((
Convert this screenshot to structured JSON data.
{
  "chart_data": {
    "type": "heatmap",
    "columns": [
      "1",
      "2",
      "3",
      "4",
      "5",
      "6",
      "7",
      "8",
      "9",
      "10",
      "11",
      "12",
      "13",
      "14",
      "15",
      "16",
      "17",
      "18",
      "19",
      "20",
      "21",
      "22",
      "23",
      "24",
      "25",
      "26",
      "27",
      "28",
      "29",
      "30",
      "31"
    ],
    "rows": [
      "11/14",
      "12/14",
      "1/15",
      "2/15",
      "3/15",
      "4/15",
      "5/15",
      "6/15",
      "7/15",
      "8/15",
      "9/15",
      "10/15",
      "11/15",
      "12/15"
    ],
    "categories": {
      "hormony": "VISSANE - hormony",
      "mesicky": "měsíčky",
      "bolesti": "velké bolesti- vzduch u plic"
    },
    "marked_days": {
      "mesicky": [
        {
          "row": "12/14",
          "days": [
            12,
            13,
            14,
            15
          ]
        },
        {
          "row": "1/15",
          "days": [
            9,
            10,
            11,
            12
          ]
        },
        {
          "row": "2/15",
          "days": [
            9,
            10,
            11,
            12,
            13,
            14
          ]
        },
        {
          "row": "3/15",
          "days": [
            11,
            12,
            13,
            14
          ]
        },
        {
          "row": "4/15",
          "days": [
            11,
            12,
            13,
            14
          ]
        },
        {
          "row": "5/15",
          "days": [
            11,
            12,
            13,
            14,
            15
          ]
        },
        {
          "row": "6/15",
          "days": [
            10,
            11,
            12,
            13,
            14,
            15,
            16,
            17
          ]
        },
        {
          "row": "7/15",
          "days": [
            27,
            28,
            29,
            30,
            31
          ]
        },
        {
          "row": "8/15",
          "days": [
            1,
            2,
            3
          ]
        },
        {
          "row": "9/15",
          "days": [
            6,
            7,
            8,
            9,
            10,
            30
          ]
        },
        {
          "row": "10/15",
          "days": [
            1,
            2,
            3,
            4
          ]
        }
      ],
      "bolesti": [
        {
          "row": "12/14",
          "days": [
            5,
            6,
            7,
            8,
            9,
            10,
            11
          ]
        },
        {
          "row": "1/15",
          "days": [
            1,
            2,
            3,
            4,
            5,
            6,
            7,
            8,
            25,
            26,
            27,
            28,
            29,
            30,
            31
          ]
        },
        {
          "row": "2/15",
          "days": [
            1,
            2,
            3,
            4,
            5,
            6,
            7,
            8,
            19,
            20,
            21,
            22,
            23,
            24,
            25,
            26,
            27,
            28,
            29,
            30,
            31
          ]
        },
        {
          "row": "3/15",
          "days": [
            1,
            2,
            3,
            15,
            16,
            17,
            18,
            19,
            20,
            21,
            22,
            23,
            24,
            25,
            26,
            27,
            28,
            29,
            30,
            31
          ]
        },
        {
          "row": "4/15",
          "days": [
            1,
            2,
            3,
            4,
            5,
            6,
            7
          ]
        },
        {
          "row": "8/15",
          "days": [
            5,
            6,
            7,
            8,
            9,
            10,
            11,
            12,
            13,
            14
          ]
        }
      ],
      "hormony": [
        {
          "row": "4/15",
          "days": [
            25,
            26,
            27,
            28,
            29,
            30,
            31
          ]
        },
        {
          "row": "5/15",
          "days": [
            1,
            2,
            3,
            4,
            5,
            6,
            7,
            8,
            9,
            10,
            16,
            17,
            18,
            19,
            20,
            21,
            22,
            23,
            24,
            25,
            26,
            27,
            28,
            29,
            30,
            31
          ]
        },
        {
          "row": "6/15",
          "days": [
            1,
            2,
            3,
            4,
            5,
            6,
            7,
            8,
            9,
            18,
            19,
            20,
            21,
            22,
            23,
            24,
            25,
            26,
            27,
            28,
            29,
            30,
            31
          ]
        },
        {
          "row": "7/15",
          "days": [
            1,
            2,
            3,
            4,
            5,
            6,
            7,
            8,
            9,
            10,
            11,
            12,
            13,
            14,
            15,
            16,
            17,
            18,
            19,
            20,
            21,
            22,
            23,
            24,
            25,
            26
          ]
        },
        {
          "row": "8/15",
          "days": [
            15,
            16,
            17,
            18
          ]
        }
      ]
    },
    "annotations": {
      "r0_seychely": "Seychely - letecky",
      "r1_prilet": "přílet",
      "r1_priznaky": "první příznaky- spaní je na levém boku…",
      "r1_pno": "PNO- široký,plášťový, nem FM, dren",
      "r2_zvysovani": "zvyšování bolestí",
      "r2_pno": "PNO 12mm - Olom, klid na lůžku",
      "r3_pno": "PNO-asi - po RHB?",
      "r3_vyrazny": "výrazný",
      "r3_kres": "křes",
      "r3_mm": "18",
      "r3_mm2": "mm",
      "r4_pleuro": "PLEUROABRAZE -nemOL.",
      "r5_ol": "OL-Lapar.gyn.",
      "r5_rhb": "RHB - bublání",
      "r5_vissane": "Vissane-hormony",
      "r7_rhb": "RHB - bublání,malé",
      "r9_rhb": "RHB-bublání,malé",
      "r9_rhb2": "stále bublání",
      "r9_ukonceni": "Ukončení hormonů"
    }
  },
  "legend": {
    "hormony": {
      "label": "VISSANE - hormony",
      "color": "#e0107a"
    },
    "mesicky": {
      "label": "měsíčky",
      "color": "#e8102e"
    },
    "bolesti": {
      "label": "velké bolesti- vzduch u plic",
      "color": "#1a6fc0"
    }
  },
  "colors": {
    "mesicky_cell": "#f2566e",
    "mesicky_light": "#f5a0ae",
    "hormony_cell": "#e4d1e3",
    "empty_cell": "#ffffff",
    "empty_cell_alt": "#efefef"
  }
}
))
((
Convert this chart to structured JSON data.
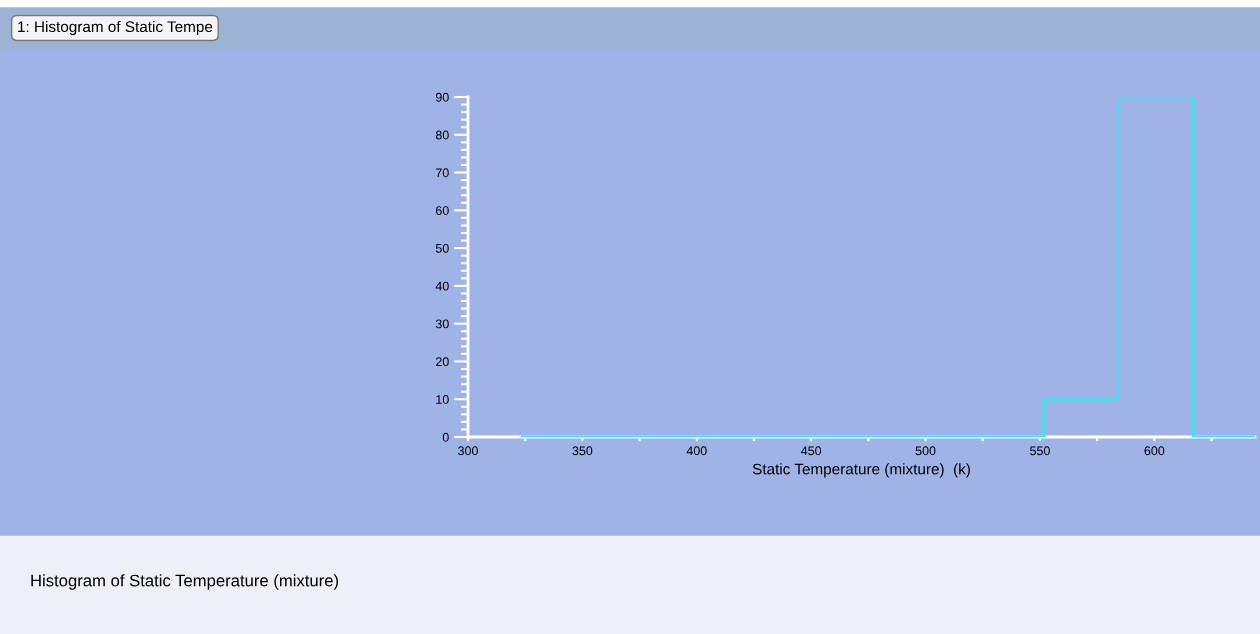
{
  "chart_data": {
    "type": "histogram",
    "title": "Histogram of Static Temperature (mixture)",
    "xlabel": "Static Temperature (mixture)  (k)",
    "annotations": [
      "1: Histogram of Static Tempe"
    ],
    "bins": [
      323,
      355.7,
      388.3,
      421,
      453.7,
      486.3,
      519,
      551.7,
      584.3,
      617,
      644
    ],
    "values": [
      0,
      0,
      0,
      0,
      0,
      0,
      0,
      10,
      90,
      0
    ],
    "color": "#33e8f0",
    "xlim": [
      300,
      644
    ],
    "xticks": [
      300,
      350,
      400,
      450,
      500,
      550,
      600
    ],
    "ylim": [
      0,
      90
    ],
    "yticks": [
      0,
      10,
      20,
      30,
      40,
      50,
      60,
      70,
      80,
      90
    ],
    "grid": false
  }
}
))
((
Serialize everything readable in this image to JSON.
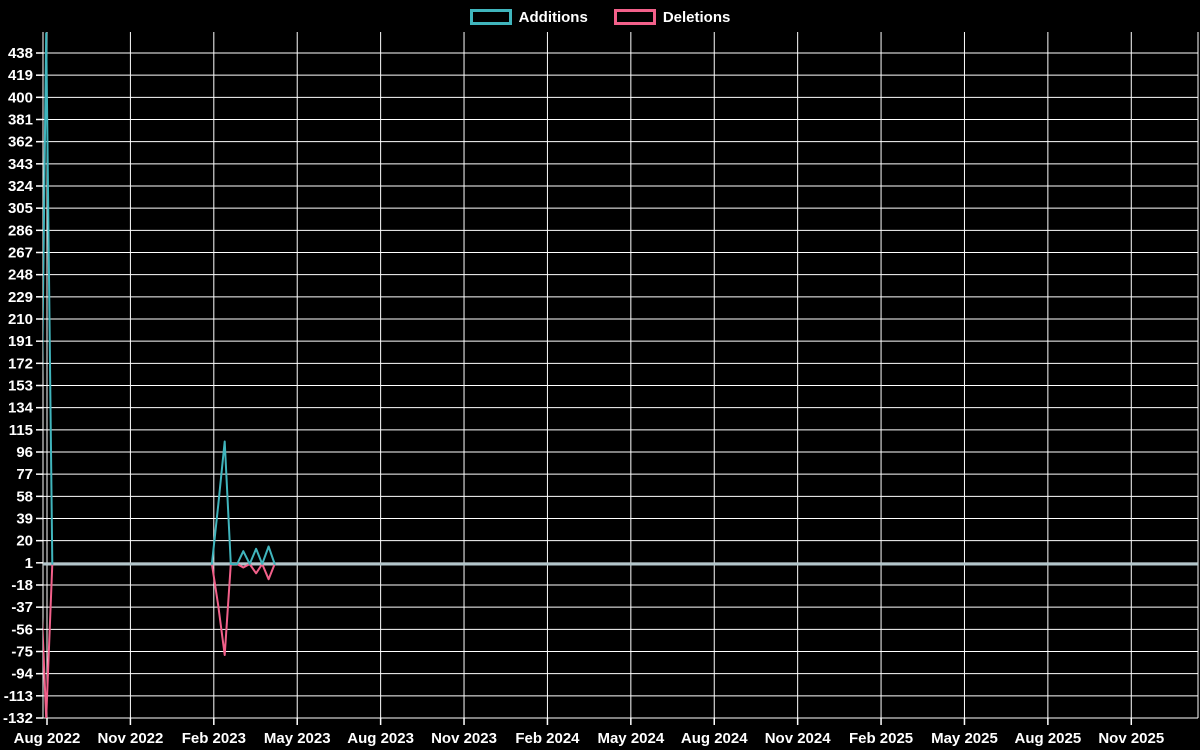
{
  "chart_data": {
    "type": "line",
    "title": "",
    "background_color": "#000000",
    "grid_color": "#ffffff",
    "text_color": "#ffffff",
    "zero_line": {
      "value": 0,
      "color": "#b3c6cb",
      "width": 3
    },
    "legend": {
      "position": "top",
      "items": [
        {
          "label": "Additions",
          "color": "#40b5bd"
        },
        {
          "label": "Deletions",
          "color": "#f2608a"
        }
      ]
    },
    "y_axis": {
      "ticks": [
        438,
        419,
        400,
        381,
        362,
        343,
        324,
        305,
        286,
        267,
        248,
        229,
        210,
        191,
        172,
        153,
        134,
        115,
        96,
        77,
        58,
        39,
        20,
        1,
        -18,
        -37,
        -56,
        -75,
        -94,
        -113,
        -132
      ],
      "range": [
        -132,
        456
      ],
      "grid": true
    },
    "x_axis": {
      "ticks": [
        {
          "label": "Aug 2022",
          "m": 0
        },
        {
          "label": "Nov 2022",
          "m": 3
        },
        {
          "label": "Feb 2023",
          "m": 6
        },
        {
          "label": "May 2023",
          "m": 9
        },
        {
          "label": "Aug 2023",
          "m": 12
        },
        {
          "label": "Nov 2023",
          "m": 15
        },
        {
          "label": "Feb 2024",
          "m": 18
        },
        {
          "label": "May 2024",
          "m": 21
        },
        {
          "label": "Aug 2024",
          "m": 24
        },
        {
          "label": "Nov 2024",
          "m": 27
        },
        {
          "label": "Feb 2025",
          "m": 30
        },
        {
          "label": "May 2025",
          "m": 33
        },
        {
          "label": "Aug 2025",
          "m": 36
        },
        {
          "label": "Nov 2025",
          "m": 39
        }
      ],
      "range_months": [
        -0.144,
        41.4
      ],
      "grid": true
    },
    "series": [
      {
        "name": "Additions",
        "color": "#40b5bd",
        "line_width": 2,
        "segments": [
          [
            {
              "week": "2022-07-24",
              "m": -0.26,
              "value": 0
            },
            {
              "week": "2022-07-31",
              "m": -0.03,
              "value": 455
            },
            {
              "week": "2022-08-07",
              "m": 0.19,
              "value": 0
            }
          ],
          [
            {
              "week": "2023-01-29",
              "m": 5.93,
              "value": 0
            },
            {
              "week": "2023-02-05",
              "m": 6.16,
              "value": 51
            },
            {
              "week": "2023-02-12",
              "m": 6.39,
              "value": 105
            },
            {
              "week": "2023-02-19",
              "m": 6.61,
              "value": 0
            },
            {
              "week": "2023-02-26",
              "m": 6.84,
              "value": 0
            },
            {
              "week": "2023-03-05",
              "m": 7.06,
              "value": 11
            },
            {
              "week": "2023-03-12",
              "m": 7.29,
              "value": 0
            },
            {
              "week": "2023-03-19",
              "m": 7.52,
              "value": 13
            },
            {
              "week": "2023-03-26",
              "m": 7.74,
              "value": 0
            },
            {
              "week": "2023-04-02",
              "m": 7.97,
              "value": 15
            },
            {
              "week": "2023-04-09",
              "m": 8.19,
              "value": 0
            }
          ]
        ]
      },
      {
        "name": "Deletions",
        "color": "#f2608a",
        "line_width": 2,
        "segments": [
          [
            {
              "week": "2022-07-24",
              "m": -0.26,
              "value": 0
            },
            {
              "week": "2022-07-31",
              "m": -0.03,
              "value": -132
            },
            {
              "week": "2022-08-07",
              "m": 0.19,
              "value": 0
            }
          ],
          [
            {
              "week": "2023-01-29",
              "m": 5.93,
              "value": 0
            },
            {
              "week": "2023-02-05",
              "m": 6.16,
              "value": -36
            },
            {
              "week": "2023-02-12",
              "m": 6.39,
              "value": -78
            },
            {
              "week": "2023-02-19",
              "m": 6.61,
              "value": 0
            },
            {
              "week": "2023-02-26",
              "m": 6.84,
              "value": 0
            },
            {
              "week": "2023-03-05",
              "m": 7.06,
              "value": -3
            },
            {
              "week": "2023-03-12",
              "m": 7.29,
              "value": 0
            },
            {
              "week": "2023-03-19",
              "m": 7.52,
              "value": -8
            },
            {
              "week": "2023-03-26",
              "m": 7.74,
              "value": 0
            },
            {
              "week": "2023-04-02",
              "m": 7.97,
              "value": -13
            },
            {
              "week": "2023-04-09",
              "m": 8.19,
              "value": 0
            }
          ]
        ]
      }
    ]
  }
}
))
_INSTRUCTIONS TO FOLLOW_. Search the lines for "Convert". Copy each line that has it.

_ANSWER TO THIS EXERCISE_.
Convert this screenshot to structured JSON data.
Convert this chart to structured JSON data.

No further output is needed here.